Goal: Collect each line of the entries that holds the string "subtitle".

======== Records shown ========

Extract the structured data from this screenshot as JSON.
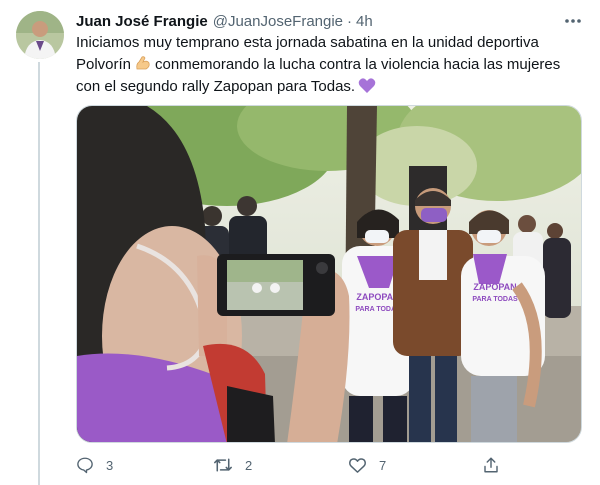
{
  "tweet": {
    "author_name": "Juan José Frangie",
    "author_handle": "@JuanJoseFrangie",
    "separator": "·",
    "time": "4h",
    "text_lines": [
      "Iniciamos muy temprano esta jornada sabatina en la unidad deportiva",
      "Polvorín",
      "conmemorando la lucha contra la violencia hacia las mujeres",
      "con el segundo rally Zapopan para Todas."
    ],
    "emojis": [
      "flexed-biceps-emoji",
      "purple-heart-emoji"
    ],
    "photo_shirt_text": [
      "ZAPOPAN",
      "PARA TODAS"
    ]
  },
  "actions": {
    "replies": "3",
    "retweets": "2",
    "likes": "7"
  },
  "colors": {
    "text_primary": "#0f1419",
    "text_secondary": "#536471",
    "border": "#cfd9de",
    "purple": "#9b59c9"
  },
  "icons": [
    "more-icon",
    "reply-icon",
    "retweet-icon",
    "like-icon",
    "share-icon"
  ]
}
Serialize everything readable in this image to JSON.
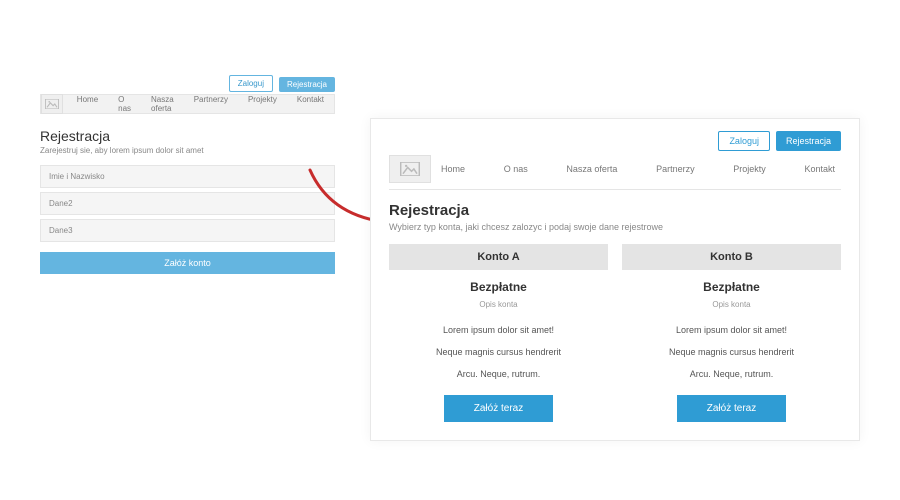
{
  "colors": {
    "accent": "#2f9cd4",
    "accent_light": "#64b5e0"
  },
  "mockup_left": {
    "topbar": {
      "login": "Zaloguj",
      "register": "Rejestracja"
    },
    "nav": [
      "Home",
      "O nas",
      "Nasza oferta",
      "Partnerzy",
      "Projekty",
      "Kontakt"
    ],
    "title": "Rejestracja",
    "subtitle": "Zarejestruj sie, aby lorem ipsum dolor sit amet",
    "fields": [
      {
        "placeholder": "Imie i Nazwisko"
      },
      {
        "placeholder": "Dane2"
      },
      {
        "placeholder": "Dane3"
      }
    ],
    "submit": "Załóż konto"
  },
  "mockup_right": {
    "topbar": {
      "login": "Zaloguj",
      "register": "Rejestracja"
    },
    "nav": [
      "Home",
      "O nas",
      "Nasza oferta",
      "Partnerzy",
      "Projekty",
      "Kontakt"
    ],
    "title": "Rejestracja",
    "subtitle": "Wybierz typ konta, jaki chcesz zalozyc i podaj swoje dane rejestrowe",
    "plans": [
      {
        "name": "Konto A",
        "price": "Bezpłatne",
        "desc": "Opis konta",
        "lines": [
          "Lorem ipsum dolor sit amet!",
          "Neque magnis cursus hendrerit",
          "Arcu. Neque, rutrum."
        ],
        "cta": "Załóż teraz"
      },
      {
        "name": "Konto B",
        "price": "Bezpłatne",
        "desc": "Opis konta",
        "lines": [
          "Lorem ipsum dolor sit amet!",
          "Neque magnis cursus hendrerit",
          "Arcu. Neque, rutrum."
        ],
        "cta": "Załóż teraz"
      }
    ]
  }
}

========
======== Records shown ========

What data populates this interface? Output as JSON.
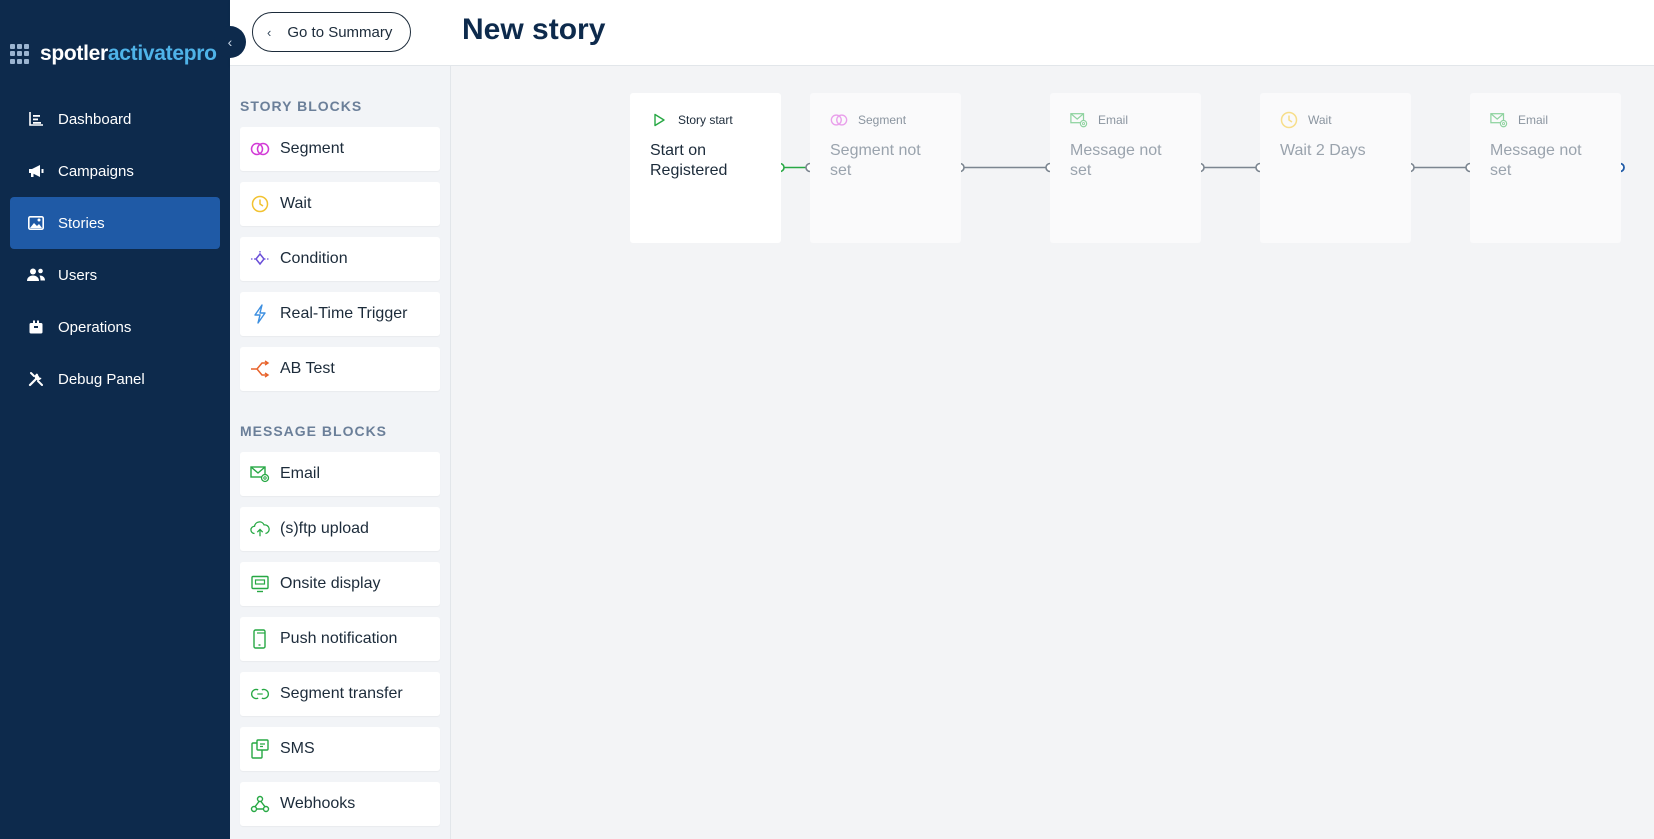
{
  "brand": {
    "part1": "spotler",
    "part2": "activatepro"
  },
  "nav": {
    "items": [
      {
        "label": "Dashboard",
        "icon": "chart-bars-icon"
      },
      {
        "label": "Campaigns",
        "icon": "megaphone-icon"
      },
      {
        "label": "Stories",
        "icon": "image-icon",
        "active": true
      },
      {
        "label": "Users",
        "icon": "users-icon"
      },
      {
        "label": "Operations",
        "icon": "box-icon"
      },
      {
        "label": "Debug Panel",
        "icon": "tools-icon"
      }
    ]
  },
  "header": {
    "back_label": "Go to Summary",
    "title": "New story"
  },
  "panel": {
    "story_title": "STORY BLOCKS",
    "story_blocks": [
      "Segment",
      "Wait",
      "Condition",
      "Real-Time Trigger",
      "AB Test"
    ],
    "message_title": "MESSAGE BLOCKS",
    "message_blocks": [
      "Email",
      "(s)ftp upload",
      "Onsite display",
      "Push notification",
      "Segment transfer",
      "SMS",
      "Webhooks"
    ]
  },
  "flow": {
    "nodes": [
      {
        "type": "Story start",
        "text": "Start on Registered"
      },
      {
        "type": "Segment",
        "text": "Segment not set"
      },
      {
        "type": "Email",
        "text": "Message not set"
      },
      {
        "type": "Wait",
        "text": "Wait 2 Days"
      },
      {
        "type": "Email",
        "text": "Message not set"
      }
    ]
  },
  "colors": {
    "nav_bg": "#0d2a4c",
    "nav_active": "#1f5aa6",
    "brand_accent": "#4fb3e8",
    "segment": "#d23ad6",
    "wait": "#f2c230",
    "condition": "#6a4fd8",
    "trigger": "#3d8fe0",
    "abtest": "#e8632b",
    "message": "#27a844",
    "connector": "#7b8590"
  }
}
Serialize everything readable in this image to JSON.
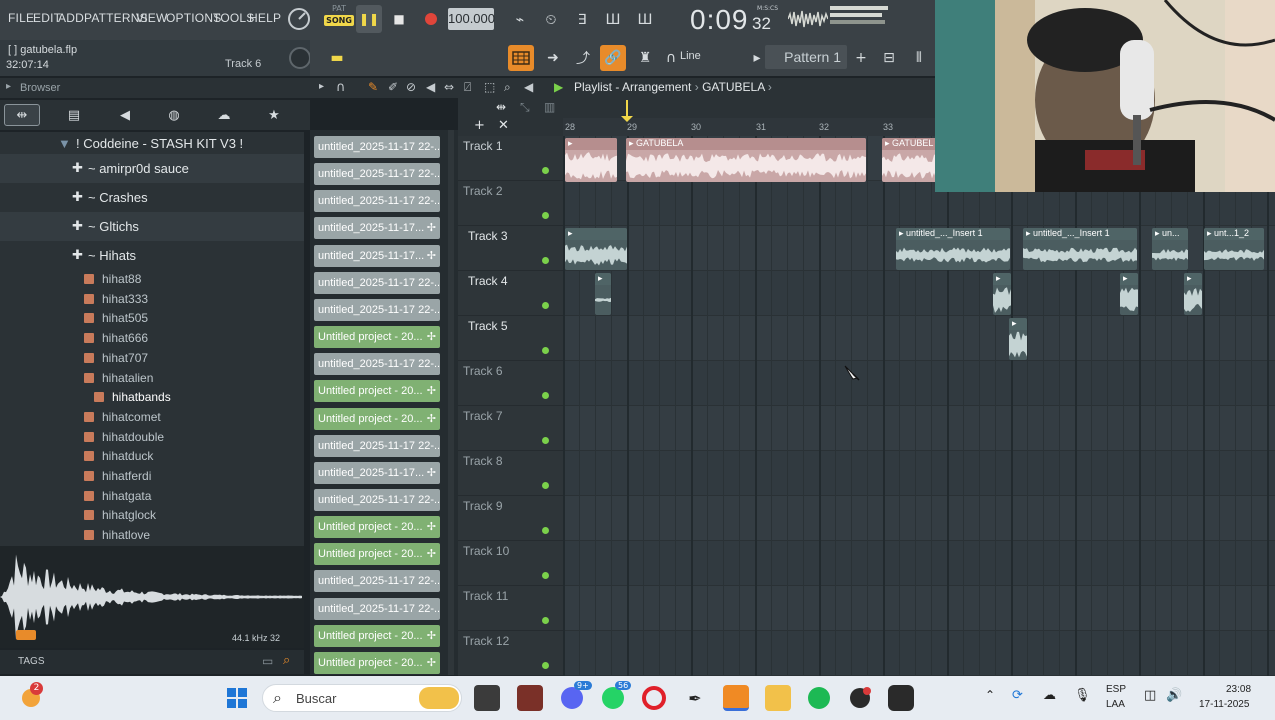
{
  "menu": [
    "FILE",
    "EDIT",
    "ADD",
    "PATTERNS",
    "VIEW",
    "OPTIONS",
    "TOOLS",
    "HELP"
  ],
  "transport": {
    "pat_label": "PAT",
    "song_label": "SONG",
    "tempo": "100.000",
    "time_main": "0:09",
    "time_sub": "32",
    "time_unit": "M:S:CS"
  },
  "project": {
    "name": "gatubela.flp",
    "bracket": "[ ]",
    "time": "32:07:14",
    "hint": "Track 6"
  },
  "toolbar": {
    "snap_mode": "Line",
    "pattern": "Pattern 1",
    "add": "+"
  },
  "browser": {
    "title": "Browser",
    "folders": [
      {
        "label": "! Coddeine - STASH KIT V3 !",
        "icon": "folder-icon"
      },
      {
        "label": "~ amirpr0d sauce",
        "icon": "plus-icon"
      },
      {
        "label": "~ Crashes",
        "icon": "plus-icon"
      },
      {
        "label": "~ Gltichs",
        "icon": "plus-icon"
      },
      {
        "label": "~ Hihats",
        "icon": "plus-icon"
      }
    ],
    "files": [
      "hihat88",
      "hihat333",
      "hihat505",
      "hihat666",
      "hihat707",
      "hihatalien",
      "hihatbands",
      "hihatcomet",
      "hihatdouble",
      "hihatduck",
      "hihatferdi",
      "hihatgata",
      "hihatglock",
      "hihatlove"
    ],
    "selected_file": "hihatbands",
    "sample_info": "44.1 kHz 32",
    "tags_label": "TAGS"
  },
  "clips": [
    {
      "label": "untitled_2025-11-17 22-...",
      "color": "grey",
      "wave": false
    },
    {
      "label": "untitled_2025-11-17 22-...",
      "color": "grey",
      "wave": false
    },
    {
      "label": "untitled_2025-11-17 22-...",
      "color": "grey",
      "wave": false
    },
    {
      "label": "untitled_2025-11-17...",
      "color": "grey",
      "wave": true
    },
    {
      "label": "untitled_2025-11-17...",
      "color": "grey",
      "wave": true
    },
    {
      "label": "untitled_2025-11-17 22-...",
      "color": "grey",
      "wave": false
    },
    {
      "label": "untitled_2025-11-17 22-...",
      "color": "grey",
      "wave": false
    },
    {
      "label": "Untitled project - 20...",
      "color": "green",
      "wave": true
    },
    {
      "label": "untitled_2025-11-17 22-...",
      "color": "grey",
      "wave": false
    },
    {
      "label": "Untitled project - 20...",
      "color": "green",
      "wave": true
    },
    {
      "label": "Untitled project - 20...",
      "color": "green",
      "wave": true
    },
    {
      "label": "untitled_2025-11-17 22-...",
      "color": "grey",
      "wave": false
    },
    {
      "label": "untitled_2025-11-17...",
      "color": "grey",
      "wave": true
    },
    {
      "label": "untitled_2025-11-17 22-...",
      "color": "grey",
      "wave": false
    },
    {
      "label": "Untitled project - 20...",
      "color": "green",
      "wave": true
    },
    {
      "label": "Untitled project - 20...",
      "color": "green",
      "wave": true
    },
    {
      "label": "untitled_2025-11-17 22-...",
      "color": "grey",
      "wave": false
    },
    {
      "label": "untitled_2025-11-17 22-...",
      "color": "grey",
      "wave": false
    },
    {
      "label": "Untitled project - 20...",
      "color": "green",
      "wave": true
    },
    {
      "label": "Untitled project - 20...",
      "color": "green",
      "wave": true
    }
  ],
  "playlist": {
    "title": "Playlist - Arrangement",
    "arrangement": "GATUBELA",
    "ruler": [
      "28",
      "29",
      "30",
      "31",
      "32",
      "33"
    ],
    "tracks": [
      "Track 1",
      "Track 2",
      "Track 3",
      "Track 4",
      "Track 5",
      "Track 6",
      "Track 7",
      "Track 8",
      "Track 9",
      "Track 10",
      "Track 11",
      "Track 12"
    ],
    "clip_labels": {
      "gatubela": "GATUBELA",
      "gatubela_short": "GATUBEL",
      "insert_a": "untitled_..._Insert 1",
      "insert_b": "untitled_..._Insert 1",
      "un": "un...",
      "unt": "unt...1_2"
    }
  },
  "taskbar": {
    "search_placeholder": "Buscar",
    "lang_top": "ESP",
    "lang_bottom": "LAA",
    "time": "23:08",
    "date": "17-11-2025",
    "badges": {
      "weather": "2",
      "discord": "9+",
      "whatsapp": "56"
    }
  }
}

========
======== Records shown ========

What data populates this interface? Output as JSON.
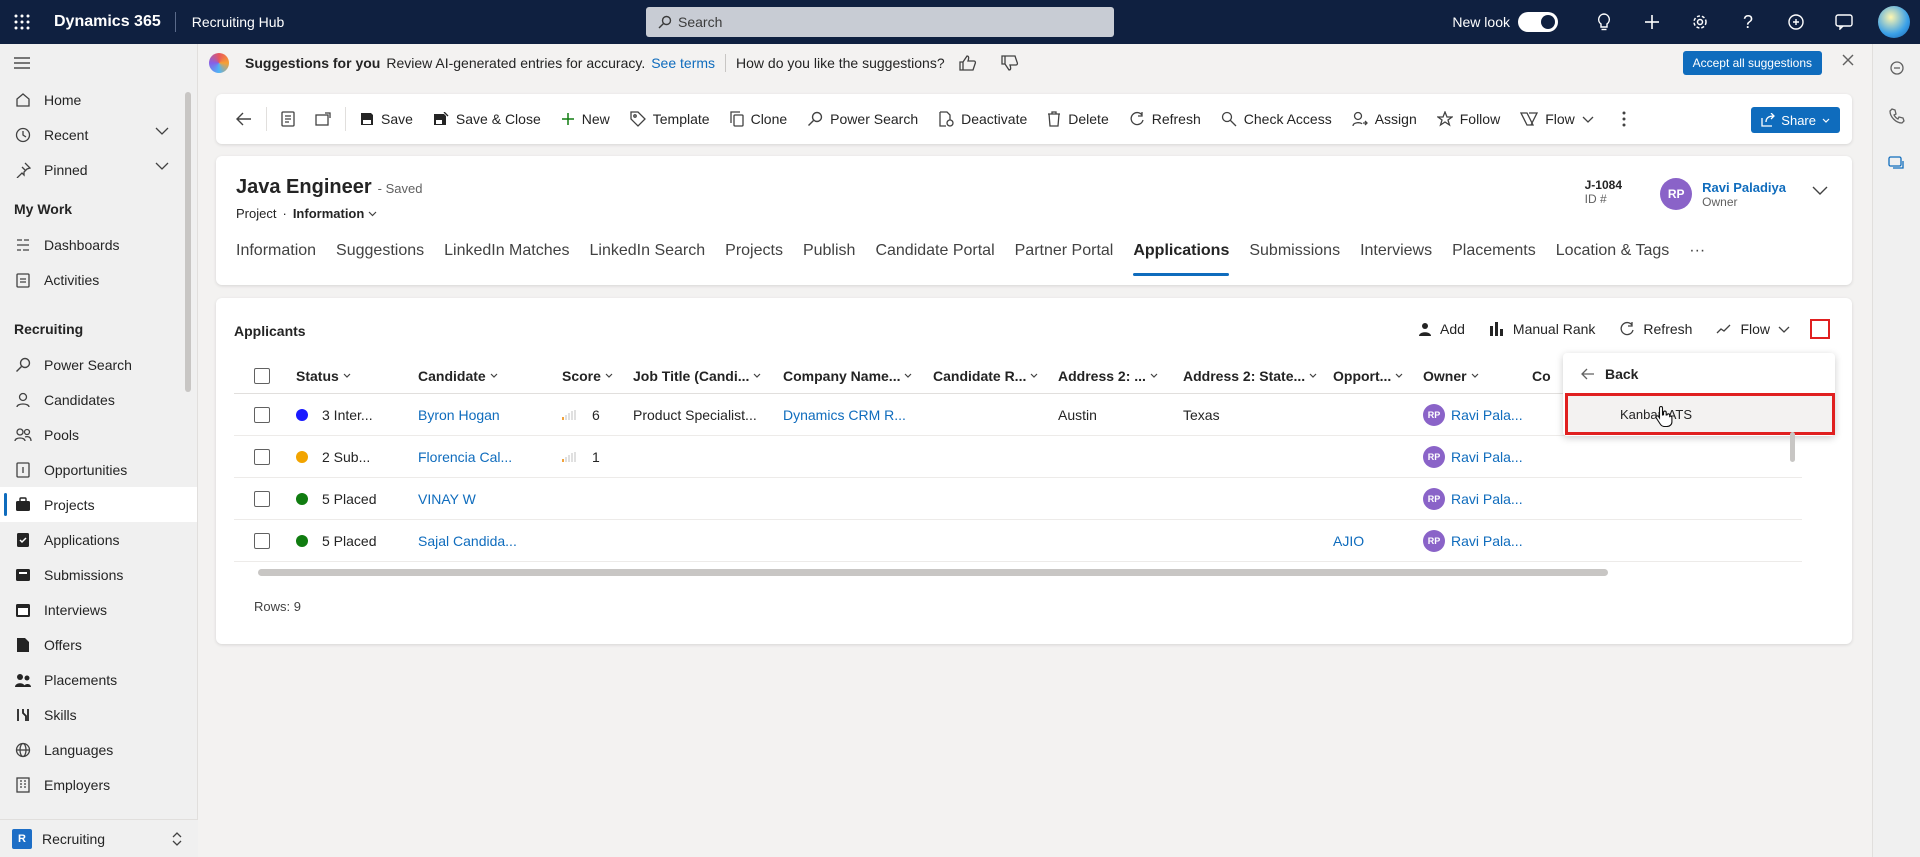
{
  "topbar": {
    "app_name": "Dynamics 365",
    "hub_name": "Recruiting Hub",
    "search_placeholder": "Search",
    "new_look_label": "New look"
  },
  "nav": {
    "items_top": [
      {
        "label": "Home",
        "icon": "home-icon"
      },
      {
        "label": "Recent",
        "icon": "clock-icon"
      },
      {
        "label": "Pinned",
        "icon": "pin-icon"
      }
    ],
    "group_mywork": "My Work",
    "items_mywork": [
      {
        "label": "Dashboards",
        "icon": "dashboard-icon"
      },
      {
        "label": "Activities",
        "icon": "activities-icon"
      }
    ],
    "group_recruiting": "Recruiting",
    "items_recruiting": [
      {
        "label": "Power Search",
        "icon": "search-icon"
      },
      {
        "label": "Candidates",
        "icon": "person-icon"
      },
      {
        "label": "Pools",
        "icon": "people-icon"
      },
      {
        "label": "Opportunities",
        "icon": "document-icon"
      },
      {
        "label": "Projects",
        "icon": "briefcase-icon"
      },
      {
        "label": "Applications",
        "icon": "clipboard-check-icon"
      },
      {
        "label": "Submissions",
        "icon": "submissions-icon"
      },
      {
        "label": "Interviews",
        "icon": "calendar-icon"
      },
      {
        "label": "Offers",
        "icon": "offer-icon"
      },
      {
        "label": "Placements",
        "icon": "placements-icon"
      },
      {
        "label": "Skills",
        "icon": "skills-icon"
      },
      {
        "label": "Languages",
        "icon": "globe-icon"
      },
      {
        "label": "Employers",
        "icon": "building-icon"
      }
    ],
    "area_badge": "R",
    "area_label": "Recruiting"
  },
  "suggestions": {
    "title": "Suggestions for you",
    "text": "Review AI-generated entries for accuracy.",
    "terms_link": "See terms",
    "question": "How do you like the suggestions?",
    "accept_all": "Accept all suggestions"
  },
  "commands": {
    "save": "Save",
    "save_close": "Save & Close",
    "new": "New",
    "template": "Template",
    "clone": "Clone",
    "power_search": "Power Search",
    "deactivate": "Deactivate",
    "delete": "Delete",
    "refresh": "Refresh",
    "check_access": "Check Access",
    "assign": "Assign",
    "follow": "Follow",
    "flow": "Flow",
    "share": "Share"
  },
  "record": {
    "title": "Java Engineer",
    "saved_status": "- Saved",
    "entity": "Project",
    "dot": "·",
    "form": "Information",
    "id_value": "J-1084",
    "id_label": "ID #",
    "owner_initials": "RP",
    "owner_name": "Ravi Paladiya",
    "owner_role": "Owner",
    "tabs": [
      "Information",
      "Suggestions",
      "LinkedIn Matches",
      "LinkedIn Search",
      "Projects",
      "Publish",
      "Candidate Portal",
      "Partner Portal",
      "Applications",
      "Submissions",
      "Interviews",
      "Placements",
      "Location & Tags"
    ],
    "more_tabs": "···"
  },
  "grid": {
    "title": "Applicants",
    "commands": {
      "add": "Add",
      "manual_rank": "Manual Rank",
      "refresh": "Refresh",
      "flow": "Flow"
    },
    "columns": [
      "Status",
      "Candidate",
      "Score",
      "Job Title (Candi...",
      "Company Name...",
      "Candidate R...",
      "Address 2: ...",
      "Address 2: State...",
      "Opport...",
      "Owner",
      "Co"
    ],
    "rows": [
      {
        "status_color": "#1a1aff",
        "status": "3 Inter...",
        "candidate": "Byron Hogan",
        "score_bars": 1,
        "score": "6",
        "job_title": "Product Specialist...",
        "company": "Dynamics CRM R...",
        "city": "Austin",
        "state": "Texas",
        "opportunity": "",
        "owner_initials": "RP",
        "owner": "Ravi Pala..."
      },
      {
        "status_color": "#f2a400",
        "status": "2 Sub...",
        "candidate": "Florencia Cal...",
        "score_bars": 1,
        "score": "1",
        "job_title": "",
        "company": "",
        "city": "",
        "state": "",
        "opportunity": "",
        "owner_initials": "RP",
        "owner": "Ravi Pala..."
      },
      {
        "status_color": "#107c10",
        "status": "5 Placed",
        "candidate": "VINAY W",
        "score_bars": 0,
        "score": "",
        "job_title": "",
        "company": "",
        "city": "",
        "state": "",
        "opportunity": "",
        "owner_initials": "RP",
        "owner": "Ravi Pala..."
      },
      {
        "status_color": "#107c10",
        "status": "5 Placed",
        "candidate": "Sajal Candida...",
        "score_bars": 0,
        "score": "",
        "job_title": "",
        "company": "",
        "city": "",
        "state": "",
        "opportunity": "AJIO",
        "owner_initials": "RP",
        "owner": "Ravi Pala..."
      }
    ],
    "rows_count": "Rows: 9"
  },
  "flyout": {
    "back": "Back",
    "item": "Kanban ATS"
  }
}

========

Result:
    "subtitle": "Zarejestruj sie, aby lorem ipsum dolor sit amet",
    "subtitle": "Wybierz typ konta, jaki chcesz zalozyc i podaj swoje dane rejestrowe",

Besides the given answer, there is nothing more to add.